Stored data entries
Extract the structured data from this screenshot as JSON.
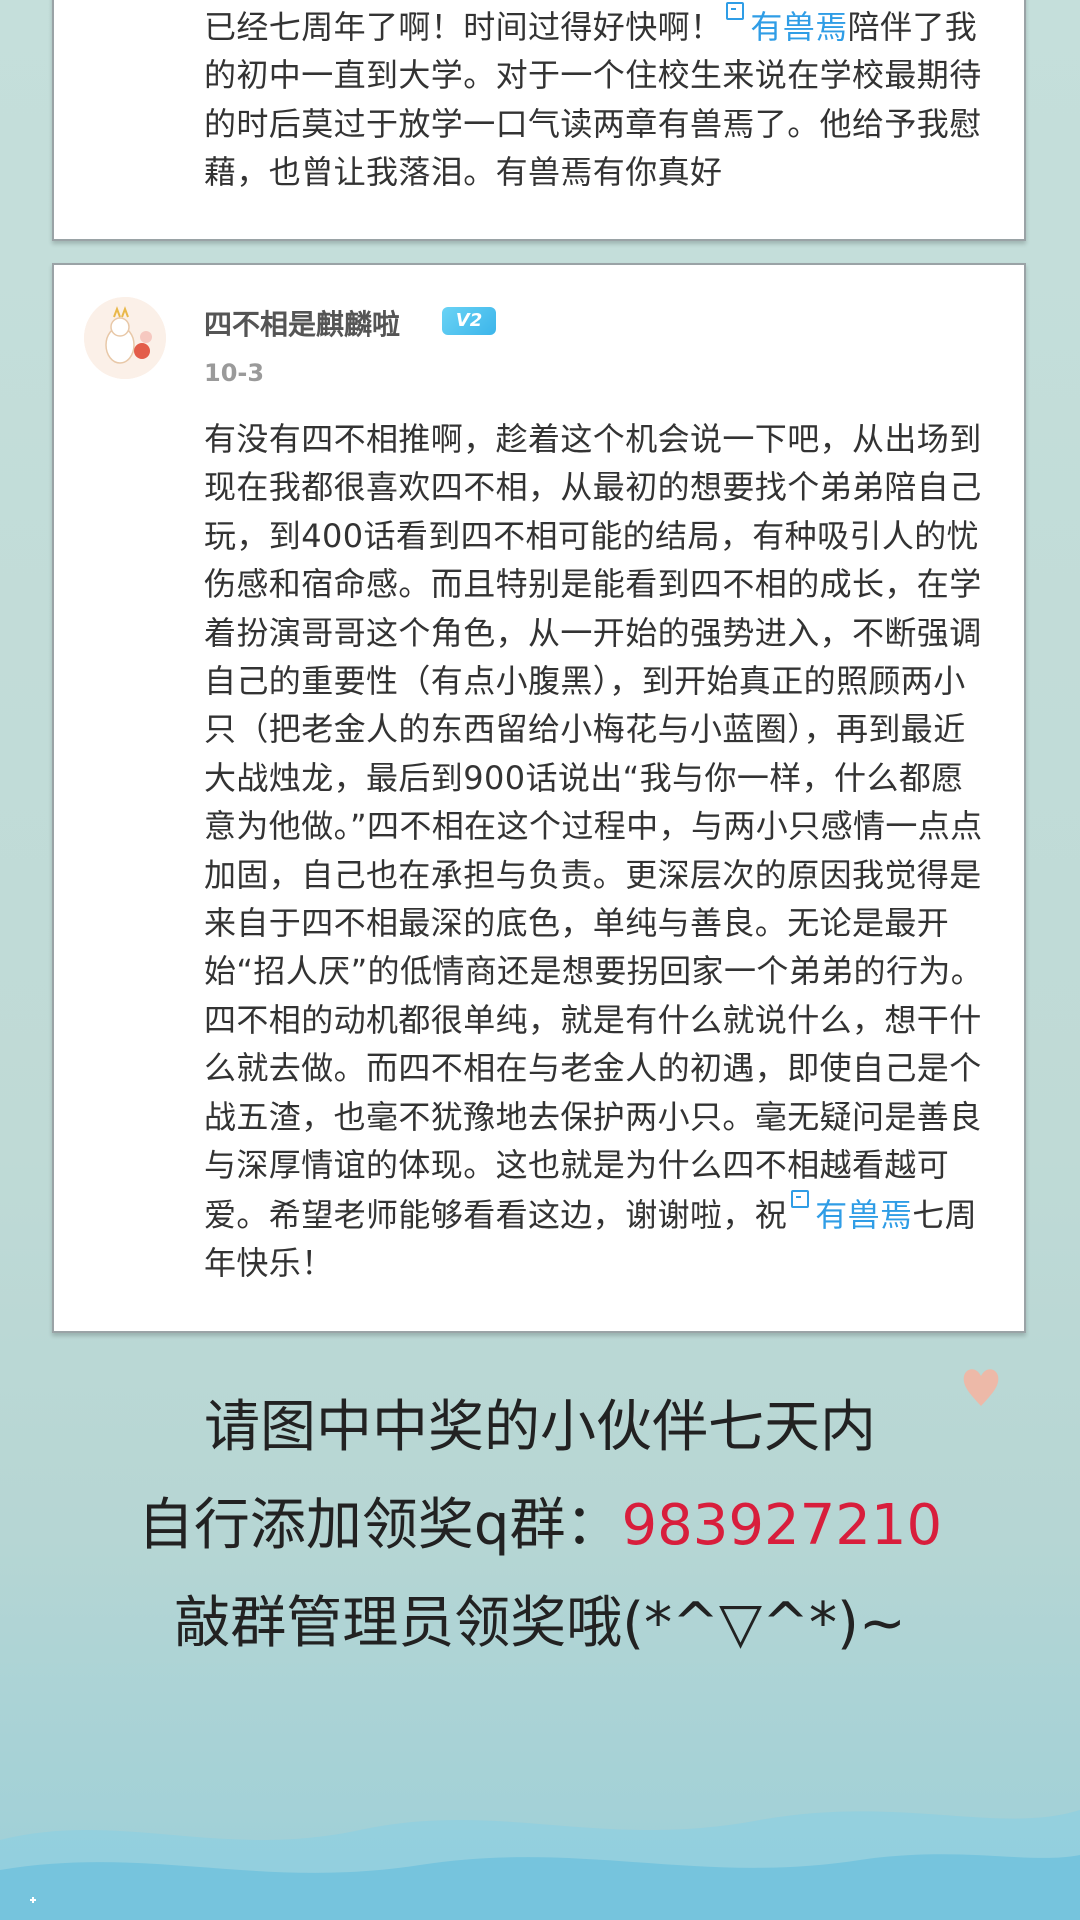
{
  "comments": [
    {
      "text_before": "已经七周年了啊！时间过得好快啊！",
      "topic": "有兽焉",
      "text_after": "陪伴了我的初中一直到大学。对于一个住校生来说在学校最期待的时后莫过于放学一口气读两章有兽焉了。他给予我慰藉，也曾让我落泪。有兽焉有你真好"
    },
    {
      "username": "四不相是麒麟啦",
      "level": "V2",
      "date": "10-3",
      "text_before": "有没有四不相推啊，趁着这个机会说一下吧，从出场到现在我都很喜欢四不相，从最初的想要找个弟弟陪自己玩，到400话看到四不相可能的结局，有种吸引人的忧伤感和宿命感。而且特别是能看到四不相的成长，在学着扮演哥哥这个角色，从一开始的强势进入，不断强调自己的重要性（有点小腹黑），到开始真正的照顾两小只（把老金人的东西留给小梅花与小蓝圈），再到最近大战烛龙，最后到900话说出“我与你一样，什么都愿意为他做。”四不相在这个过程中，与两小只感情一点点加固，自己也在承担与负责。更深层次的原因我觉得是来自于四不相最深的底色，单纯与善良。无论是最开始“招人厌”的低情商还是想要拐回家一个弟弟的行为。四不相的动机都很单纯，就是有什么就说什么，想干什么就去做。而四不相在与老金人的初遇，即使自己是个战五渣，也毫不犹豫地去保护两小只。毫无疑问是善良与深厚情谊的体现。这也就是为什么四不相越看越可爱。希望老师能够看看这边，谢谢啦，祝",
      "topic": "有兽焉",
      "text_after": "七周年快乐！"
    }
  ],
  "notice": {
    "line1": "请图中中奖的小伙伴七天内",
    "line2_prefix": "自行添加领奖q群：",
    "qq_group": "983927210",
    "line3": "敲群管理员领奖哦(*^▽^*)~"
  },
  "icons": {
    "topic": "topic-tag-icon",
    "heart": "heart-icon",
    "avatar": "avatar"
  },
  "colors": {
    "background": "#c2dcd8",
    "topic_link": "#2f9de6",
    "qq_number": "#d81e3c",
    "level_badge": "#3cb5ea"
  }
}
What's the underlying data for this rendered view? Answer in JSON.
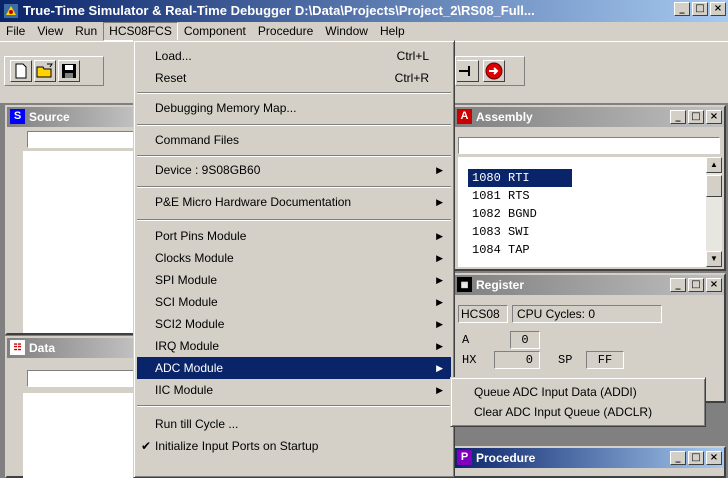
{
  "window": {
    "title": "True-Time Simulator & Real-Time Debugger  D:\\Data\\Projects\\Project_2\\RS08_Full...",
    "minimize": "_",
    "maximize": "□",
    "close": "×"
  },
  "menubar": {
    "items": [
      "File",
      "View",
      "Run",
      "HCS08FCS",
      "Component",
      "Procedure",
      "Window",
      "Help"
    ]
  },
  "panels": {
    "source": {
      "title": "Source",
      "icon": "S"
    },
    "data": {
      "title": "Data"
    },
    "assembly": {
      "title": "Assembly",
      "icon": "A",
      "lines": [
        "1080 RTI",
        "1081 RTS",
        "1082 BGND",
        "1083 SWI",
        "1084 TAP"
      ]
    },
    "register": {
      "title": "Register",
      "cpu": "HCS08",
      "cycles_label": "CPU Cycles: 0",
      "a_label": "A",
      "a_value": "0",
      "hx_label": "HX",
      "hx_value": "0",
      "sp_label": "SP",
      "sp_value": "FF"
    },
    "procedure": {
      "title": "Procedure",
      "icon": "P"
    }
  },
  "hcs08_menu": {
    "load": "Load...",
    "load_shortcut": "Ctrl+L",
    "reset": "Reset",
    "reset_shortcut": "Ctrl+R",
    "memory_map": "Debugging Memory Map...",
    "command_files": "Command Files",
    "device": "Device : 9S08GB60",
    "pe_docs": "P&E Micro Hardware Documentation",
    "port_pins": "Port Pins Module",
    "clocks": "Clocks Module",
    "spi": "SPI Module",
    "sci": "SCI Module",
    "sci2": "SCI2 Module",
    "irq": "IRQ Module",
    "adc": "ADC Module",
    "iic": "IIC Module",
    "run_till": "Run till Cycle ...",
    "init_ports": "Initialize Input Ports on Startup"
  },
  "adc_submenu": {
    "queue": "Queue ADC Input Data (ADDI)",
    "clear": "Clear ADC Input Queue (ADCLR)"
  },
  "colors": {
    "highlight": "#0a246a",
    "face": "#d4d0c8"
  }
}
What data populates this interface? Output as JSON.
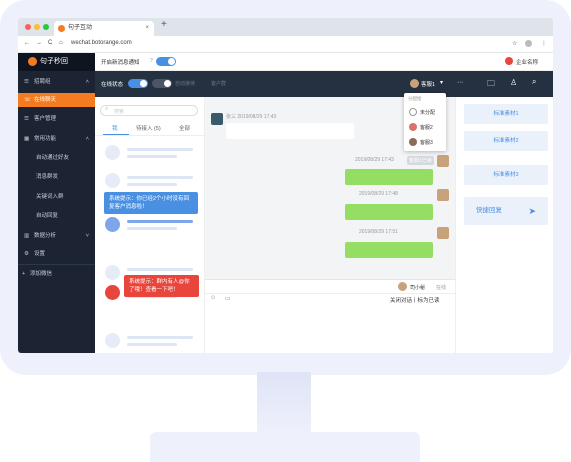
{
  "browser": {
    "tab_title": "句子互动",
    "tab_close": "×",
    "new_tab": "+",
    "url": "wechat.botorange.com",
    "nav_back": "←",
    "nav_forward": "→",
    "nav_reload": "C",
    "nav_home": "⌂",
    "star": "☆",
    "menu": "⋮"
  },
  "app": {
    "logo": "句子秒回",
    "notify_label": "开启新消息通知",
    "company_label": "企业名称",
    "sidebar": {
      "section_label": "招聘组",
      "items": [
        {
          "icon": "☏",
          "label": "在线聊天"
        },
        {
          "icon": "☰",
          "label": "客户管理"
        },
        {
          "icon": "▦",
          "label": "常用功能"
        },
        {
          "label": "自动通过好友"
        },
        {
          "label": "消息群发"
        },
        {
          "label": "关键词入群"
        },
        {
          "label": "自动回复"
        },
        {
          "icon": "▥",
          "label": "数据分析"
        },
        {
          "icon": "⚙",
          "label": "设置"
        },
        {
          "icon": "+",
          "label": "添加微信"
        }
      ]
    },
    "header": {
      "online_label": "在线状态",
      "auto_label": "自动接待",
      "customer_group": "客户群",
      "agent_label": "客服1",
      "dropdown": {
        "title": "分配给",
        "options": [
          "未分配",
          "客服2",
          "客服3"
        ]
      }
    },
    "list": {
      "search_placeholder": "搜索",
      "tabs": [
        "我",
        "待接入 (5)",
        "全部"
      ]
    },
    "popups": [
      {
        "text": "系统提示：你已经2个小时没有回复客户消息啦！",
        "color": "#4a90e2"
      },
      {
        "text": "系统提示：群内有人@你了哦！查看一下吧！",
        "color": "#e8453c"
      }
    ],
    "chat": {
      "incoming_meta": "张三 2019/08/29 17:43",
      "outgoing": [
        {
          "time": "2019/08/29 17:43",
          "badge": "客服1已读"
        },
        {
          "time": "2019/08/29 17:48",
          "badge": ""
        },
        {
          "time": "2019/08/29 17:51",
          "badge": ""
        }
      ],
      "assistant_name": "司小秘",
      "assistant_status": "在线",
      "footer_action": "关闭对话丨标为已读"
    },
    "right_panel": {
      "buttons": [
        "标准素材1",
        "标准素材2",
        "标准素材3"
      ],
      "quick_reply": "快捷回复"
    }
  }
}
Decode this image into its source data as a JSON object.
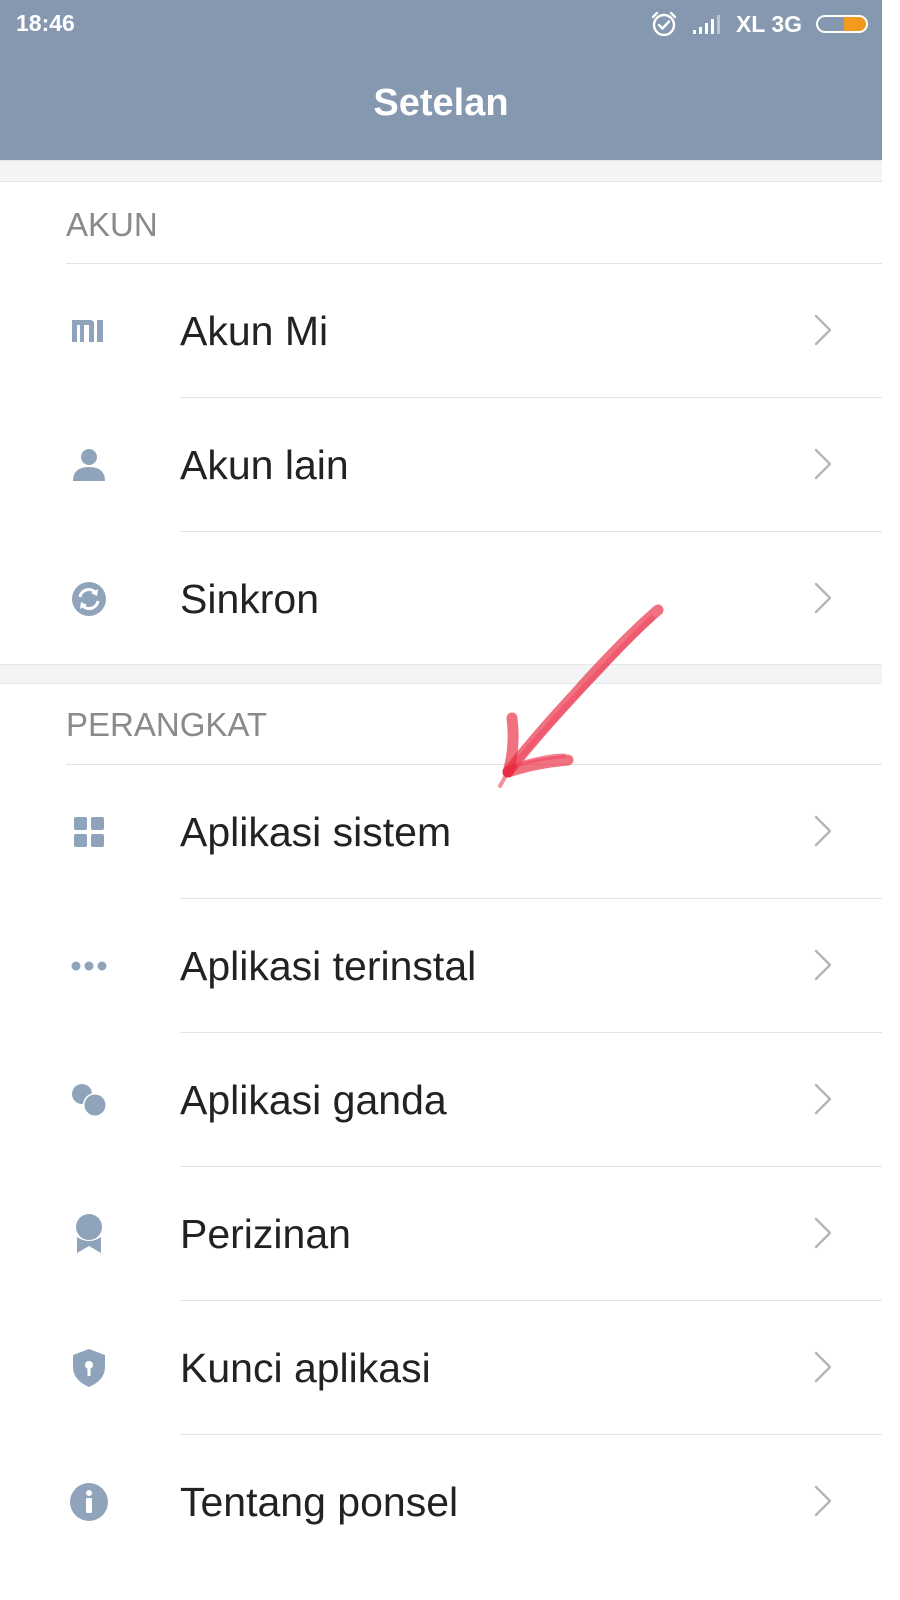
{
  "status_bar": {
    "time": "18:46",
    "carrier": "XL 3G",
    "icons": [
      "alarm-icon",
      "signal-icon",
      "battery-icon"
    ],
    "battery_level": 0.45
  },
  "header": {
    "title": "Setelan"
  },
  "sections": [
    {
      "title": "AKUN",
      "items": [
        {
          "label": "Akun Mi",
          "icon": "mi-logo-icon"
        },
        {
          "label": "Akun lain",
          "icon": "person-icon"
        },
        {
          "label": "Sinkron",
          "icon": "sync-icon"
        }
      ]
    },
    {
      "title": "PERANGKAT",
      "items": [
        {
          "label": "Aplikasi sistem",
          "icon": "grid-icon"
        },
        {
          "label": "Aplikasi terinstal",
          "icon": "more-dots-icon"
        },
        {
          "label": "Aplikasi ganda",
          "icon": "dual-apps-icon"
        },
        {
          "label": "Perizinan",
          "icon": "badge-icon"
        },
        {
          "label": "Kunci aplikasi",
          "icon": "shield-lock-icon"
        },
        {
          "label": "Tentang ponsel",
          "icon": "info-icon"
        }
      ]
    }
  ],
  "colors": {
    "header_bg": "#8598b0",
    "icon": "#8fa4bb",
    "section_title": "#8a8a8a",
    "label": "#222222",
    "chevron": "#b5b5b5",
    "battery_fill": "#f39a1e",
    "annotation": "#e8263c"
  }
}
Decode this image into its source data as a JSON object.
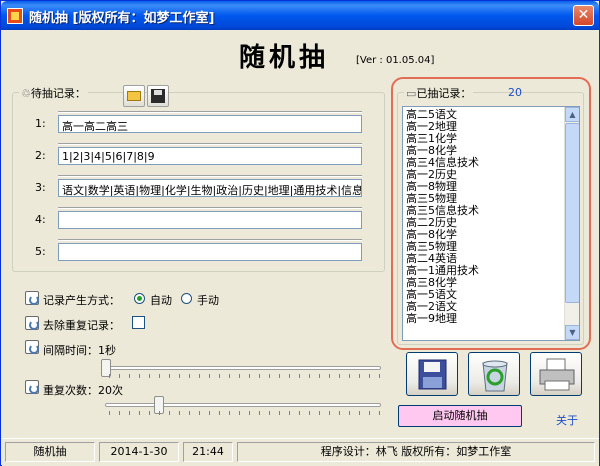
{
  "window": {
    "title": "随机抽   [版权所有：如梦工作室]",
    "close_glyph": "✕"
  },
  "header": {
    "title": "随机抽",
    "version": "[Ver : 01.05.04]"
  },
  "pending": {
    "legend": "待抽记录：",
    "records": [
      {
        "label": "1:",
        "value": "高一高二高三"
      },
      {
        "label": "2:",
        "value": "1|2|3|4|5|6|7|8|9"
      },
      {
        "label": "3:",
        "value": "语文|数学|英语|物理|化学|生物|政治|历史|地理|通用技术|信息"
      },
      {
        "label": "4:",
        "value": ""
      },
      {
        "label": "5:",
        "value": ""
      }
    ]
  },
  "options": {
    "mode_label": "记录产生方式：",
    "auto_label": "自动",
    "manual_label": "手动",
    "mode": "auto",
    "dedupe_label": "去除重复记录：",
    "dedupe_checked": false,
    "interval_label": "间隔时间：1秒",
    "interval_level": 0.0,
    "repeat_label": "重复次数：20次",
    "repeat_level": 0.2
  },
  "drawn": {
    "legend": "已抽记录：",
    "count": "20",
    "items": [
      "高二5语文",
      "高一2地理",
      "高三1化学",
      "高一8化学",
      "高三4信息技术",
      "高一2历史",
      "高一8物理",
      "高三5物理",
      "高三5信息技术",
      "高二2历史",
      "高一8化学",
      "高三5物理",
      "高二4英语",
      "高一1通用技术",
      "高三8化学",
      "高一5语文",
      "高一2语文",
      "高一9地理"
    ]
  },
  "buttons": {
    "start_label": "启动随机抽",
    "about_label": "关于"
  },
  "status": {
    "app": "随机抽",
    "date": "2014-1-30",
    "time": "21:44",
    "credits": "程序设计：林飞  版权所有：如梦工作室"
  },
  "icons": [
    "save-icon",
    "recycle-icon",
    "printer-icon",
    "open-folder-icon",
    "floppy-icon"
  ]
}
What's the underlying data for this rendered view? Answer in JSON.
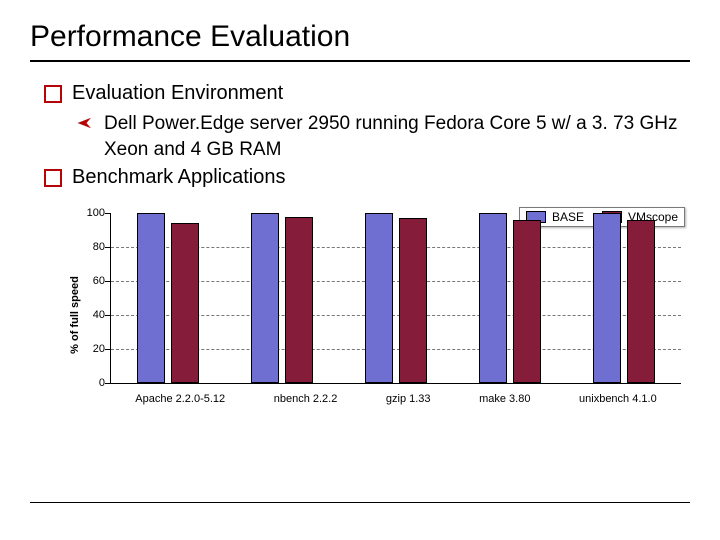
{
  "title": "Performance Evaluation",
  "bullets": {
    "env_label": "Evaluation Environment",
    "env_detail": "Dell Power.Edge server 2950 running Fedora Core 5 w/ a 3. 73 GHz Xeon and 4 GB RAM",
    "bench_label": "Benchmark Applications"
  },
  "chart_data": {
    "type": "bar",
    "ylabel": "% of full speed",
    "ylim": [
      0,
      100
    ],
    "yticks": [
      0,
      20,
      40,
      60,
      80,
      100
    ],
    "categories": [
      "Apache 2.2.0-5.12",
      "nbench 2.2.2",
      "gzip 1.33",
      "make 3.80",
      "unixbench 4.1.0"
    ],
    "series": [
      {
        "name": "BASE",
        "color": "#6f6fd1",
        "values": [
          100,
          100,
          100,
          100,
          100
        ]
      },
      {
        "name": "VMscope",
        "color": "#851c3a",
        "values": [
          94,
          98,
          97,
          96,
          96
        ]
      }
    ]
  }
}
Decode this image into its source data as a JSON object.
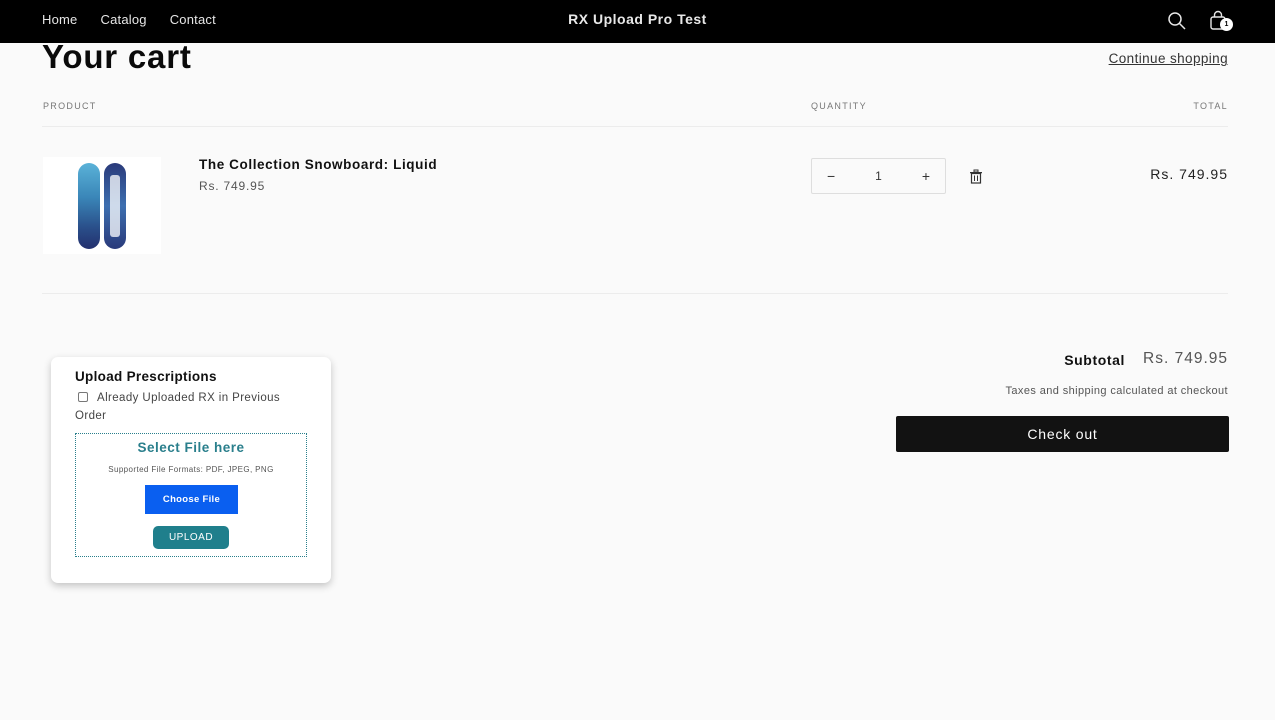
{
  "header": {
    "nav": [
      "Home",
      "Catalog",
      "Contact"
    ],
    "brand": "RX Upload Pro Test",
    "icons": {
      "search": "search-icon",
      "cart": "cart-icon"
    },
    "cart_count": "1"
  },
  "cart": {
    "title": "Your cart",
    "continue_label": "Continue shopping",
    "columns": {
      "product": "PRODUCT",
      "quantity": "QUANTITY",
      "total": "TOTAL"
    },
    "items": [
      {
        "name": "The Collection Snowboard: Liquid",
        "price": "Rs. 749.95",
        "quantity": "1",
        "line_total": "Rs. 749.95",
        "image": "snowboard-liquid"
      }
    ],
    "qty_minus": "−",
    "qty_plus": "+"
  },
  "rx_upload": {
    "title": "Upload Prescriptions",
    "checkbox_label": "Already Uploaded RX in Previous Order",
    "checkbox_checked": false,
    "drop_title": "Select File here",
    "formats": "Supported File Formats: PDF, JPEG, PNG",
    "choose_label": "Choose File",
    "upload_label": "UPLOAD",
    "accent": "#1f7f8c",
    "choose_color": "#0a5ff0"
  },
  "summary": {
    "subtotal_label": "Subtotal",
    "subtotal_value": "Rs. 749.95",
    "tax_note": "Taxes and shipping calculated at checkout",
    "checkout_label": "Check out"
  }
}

#### Brief
Using the records above, gather all lines where the string "Ctrl" is present.

#### Answer
    "load_shortcut": "Ctrl+L",
    "reset_shortcut": "Ctrl+R",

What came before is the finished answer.